◆ Work to do ◆
Recast every row below as a Markdown table with two columns, Number and Content, with one table row per non-blank line. Leave out the pictures.

◆ Extracted material ◆
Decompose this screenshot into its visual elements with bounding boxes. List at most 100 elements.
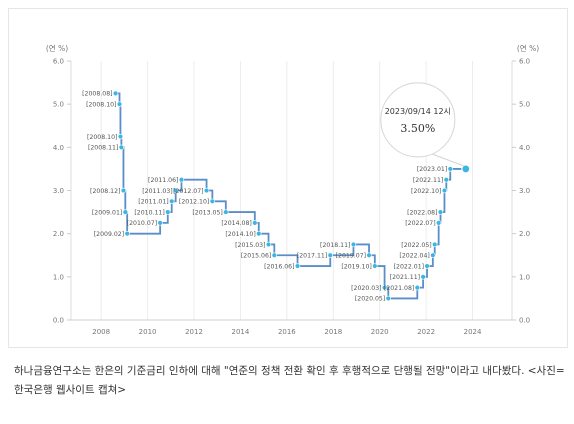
data-point — [372, 263, 378, 269]
x-tick-label: 2022 — [417, 328, 435, 336]
x-tick-label: 2012 — [185, 328, 203, 336]
data-label: [2011.01] — [138, 199, 168, 206]
data-point — [265, 241, 272, 248]
data-label: [2022.11] — [413, 177, 443, 184]
data-label: [2012.10] — [179, 199, 209, 206]
y-tick-label-left: 4.0 — [53, 144, 64, 152]
data-point — [414, 284, 421, 291]
grid — [100, 61, 474, 320]
data-point — [157, 220, 163, 226]
data-point — [203, 187, 210, 194]
data-label: [2022.04] — [399, 253, 429, 260]
chart-frame: 2008 2010 2012 2014 2016 2018 2020 2022 2024 0.0 0… — [8, 8, 568, 348]
data-label: [2022.10] — [411, 188, 441, 195]
data-label: [2008.11] — [88, 145, 118, 152]
data-point — [443, 177, 450, 183]
data-label: [2022.07] — [405, 220, 435, 227]
data-points — [112, 90, 471, 302]
data-label: [2022.08] — [407, 209, 437, 216]
data-label: [2013.05] — [192, 209, 222, 216]
data-point — [441, 187, 448, 194]
data-label: [2022.05] — [401, 242, 431, 249]
data-label: [2016.06] — [264, 263, 294, 270]
data-label: [2008.10] — [87, 134, 117, 141]
data-point — [252, 220, 258, 226]
y-axis-label-right: (연 %) — [517, 44, 539, 53]
data-label: [2010.11] — [134, 209, 164, 216]
x-tick-label: 2018 — [324, 328, 342, 336]
data-point — [124, 230, 130, 237]
data-label: [2019.07] — [336, 253, 366, 260]
x-tick-label: 2010 — [139, 328, 157, 336]
data-point — [327, 252, 333, 258]
y-tick-label-right: 3.0 — [519, 187, 530, 195]
tooltip-bubble — [380, 82, 456, 158]
data-label: [2020.03] — [351, 285, 381, 292]
data-point — [209, 198, 216, 204]
data-point — [430, 252, 436, 258]
x-tick-label: 2008 — [92, 328, 110, 336]
data-point — [350, 241, 357, 248]
y-axis-label-left: (연 %) — [46, 44, 68, 53]
data-label: [2009.01] — [92, 209, 122, 216]
data-point — [424, 263, 430, 269]
data-point — [122, 209, 129, 215]
data-labels: [2008.08] [2008.10] [2008.10] [2008.11] [200… — [82, 91, 447, 303]
data-point — [223, 209, 229, 215]
y-tick-label-left: 3.0 — [53, 187, 64, 195]
data-point — [178, 177, 185, 183]
data-point — [165, 209, 171, 215]
y-tick-label-left: 6.0 — [53, 58, 64, 66]
data-point — [120, 187, 127, 194]
x-tick-label: 2014 — [232, 328, 250, 336]
y-tick-label-right: 1.0 — [519, 273, 530, 281]
data-point — [420, 274, 426, 280]
data-point — [435, 220, 442, 226]
y-tick-label-left: 0.0 — [53, 317, 64, 325]
y-tick-label-right: 2.0 — [519, 230, 530, 238]
data-point — [461, 164, 471, 174]
y-tick-label-left: 2.0 — [53, 230, 64, 238]
data-label: [2008.10] — [86, 101, 116, 108]
data-label: [2010.07] — [127, 220, 157, 227]
tooltip-title: 2023/09/14 12시 — [385, 107, 451, 116]
data-label: [2011.03] — [142, 188, 172, 195]
data-point — [271, 252, 278, 258]
data-point — [385, 295, 391, 302]
y-tick-label-right: 4.0 — [519, 144, 530, 152]
data-point — [117, 133, 124, 140]
data-label: [2019.10] — [341, 263, 371, 270]
interest-rate-chart: 2008 2010 2012 2014 2016 2018 2020 2022 2024 0.0 0… — [46, 44, 539, 336]
data-label: [2015.03] — [235, 242, 265, 249]
photo-caption: 하나금융연구소는 한은의 기준금리 인하에 대해 "연준의 정책 전환 확인 후… — [14, 365, 565, 396]
data-label: [2023.01] — [417, 166, 447, 173]
data-point — [169, 198, 175, 204]
data-label: [2017.11] — [297, 253, 327, 260]
data-label: [2008.12] — [90, 188, 120, 195]
data-point — [381, 284, 388, 291]
data-label: [2020.05] — [355, 296, 385, 303]
data-label: [2021.11] — [390, 274, 420, 281]
data-point — [294, 263, 301, 269]
data-point — [432, 241, 438, 248]
data-point — [172, 187, 179, 194]
data-point — [112, 90, 119, 97]
data-label: [2012.07] — [173, 188, 203, 195]
data-point — [447, 166, 453, 172]
data-point — [118, 144, 125, 151]
x-tick-label: 2016 — [278, 328, 296, 336]
x-tick-label: 2024 — [464, 328, 482, 336]
data-point — [116, 101, 123, 107]
y-tick-label-right: 6.0 — [519, 58, 530, 66]
data-label: [2022.01] — [394, 263, 424, 270]
tooltip: 2023/09/14 12시 3.50% — [380, 82, 464, 167]
data-label: [2018.11] — [320, 242, 350, 249]
x-tick-label: 2020 — [371, 328, 389, 336]
data-label: [2014.10] — [225, 231, 255, 238]
data-label: [2014.08] — [221, 220, 251, 227]
y-tick-label-right: 5.0 — [519, 101, 530, 109]
y-tick-label-left: 5.0 — [53, 101, 64, 109]
data-point — [366, 252, 372, 258]
axes: 2008 2010 2012 2014 2016 2018 2020 2022 2024 0.0 0… — [46, 44, 539, 336]
data-label: [2011.06] — [148, 177, 178, 184]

◆ Response for this exercise ◆
| Number | Content |
|---|---|
| 1 | Decompose this screenshot into its visual elements with bounding boxes. List at most 100 elements. |
| 2 | data-point — [372, 263, 378, 269] |
| 3 | x-tick-label: 2022 — [417, 328, 435, 336] |
| 4 | x-tick-label: 2012 — [185, 328, 203, 336] |
| 5 | data-label: [2011.01] — [138, 199, 168, 206] |
| 6 | data-point — [265, 241, 272, 248] |
| 7 | data-label: [2022.11] — [413, 177, 443, 184] |
| 8 | data-label: [2012.10] — [179, 199, 209, 206] |
| 9 | y-tick-label-left: 4.0 — [53, 144, 64, 152] |
| 10 | data-point — [414, 284, 421, 291] |
| 11 | grid — [100, 61, 474, 320] |
| 12 | data-point — [157, 220, 163, 226] |
| 13 | data-point — [203, 187, 210, 194] |
| 14 | data-label: [2022.04] — [399, 253, 429, 260] |
| 15 | chart-frame: 2008 2010 2012 2014 2016 2018 2020 2022 2024 0.0 0… — [8, 8, 568, 348] |
| 16 | data-label: [2022.10] — [411, 188, 441, 195] |
| 17 | data-label: [2008.11] — [88, 145, 118, 152] |
| 18 | data-point — [443, 177, 450, 183] |
| 19 | data-label: [2022.07] — [405, 220, 435, 227] |
| 20 | data-points — [112, 90, 471, 302] |
| 21 | data-label: [2022.08] — [407, 209, 437, 216] |
| 22 | data-label: [2013.05] — [192, 209, 222, 216] |
| 23 | data-point — [441, 187, 448, 194] |
| 24 | data-label: [2022.05] — [401, 242, 431, 249] |
| 25 | data-label: [2016.06] — [264, 263, 294, 270] |
| 26 | data-label: [2008.10] — [87, 134, 117, 141] |
| 27 | data-point — [252, 220, 258, 226] |
| 28 | y-axis-label-right: (연 %) — [517, 44, 539, 53] |
| 29 | data-label: [2010.11] — [134, 209, 164, 216] |
| 30 | x-tick-label: 2018 — [324, 328, 342, 336] |
| 31 | data-point — [124, 230, 130, 237] |
| 32 | data-label: [2019.07] — [336, 253, 366, 260] |
| 33 | x-tick-label: 2010 — [139, 328, 157, 336] |
| 34 | data-point — [327, 252, 333, 258] |
| 35 | y-tick-label-right: 3.0 — [519, 187, 530, 195] |
| 36 | tooltip-bubble — [380, 82, 456, 158] |
| 37 | data-label: [2020.03] — [351, 285, 381, 292] |
| 38 | data-point — [209, 198, 216, 204] |
| 39 | data-point — [430, 252, 436, 258] |
| 40 | x-tick-label: 2008 — [92, 328, 110, 336] |
| 41 | data-point — [350, 241, 357, 248] |
| 42 | y-axis-label-left: (연 %) — [46, 44, 68, 53] |
| 43 | data-label: [2009.01] — [92, 209, 122, 216] |
| 44 | data-point — [424, 263, 430, 269] |
| 45 | data-point — [122, 209, 129, 215] |
| 46 | data-labels: [2008.08] [2008.10] [2008.10] [2008.11] [200… — [82, 91, 447, 303] |
| 47 | data-point — [223, 209, 229, 215] |
| 48 | y-tick-label-left: 3.0 — [53, 187, 64, 195] |
| 49 | data-point — [178, 177, 185, 183] |
| 50 | data-point — [165, 209, 171, 215] |
| 51 | y-tick-label-left: 6.0 — [53, 58, 64, 66] |
| 52 | data-point — [120, 187, 127, 194] |
| 53 | x-tick-label: 2014 — [232, 328, 250, 336] |
| 54 | y-tick-label-right: 1.0 — [519, 273, 530, 281] |
| 55 | data-point — [420, 274, 426, 280] |
| 56 | data-point — [435, 220, 442, 226] |
| 57 | y-tick-label-left: 0.0 — [53, 317, 64, 325] |
| 58 | y-tick-label-right: 2.0 — [519, 230, 530, 238] |
| 59 | data-point — [461, 164, 471, 174] |
| 60 | y-tick-label-left: 2.0 — [53, 230, 64, 238] |
| 61 | data-label: [2008.10] — [86, 101, 116, 108] |
| 62 | data-label: [2010.07] — [127, 220, 157, 227] |
| 63 | tooltip-title: 2023/09/14 12시 — [385, 107, 451, 116] |
| 64 | data-label: [2011.03] — [142, 188, 172, 195] |
| 65 | data-point — [271, 252, 278, 258] |
| 66 | data-point — [385, 295, 391, 302] |
| 67 | y-tick-label-right: 4.0 — [519, 144, 530, 152] |
| 68 | data-point — [117, 133, 124, 140] |
| 69 | data-label: [2019.10] — [341, 263, 371, 270] |
| 70 | interest-rate-chart: 2008 2010 2012 2014 2016 2018 2020 2022 2024 0.0 0… — [46, 44, 539, 336] |
| 71 | data-label: [2015.03] — [235, 242, 265, 249] |
| 72 | photo-caption: 하나금융연구소는 한은의 기준금리 인하에 대해 "연준의 정책 전환 확인 후… — [14, 365, 565, 396] |
| 73 | data-label: [2023.01] — [417, 166, 447, 173] |
| 74 | data-point — [169, 198, 175, 204] |
| 75 | data-label: [2017.11] — [297, 253, 327, 260] |
| 76 | data-label: [2008.12] — [90, 188, 120, 195] |
| 77 | data-point — [381, 284, 388, 291] |
| 78 | data-label: [2020.05] — [355, 296, 385, 303] |
| 79 | data-label: [2021.11] — [390, 274, 420, 281] |
| 80 | data-point — [294, 263, 301, 269] |
| 81 | data-point — [432, 241, 438, 248] |
| 82 | data-point — [172, 187, 179, 194] |
| 83 | data-point — [112, 90, 119, 97] |
| 84 | data-label: [2012.07] — [173, 188, 203, 195] |
| 85 | data-point — [447, 166, 453, 172] |
| 86 | data-point — [118, 144, 125, 151] |
| 87 | x-tick-label: 2016 — [278, 328, 296, 336] |
| 88 | x-tick-label: 2024 — [464, 328, 482, 336] |
| 89 | data-point — [116, 101, 123, 107] |
| 90 | y-tick-label-right: 6.0 — [519, 58, 530, 66] |
| 91 | data-label: [2022.01] — [394, 263, 424, 270] |
| 92 | tooltip: 2023/09/14 12시 3.50% — [380, 82, 464, 167] |
| 93 | data-label: [2018.11] — [320, 242, 350, 249] |
| 94 | x-tick-label: 2020 — [371, 328, 389, 336] |
| 95 | data-label: [2014.10] — [225, 231, 255, 238] |
| 96 | data-label: [2014.08] — [221, 220, 251, 227] |
| 97 | y-tick-label-right: 5.0 — [519, 101, 530, 109] |
| 98 | y-tick-label-left: 5.0 — [53, 101, 64, 109] |
| 99 | data-point — [366, 252, 372, 258] |
| 100 | axes: 2008 2010 2012 2014 2016 2018 2020 2022 2024 0.0 0… — [46, 44, 539, 336] |
| 101 | data-label: [2011.06] — [148, 177, 178, 184] |